## [RECORDED INFORMATION]
-- start --

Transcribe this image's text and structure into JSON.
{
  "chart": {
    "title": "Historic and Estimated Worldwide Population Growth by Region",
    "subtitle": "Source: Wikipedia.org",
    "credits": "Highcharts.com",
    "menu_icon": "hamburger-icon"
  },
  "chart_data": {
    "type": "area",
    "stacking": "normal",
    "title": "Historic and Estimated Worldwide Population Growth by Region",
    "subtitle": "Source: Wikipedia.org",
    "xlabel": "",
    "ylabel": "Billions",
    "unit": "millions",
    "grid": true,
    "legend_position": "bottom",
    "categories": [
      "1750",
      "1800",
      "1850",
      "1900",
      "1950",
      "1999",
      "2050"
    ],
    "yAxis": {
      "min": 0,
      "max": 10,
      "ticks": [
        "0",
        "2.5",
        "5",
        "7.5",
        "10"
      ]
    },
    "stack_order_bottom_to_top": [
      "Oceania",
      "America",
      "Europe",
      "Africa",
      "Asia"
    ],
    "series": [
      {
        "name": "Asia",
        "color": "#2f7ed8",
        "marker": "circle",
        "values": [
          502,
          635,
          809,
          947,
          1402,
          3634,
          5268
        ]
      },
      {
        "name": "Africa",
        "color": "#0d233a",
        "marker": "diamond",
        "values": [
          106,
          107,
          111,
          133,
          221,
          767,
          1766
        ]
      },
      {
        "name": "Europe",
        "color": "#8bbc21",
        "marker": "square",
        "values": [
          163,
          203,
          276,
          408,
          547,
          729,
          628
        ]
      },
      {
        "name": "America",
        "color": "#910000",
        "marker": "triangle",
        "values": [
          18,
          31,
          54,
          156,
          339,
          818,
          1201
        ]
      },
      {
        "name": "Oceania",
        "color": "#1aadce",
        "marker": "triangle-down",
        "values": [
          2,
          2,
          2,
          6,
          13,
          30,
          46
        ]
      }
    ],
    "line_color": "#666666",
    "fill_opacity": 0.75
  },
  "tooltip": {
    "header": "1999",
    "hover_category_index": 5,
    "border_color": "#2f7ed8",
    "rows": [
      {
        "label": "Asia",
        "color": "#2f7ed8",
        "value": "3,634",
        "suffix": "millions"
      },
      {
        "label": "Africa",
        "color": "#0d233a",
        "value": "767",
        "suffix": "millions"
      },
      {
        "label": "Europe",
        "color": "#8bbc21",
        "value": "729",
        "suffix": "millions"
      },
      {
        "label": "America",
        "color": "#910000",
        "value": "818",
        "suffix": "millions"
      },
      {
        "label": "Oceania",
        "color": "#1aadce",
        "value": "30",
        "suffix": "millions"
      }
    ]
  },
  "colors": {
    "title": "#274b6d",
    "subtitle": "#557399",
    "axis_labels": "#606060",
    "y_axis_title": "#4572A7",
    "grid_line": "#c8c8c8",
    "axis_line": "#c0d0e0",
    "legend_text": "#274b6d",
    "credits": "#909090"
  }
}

-- end --

## [TASK INSTRUCTIONS]
Gather up the lines containing the word "marker" from these records and copy them.

## [ANSWER TO THIS EXERCISE]
        "marker": "circle",
        "marker": "diamond",
        "marker": "square",
        "marker": "triangle",
        "marker": "triangle-down",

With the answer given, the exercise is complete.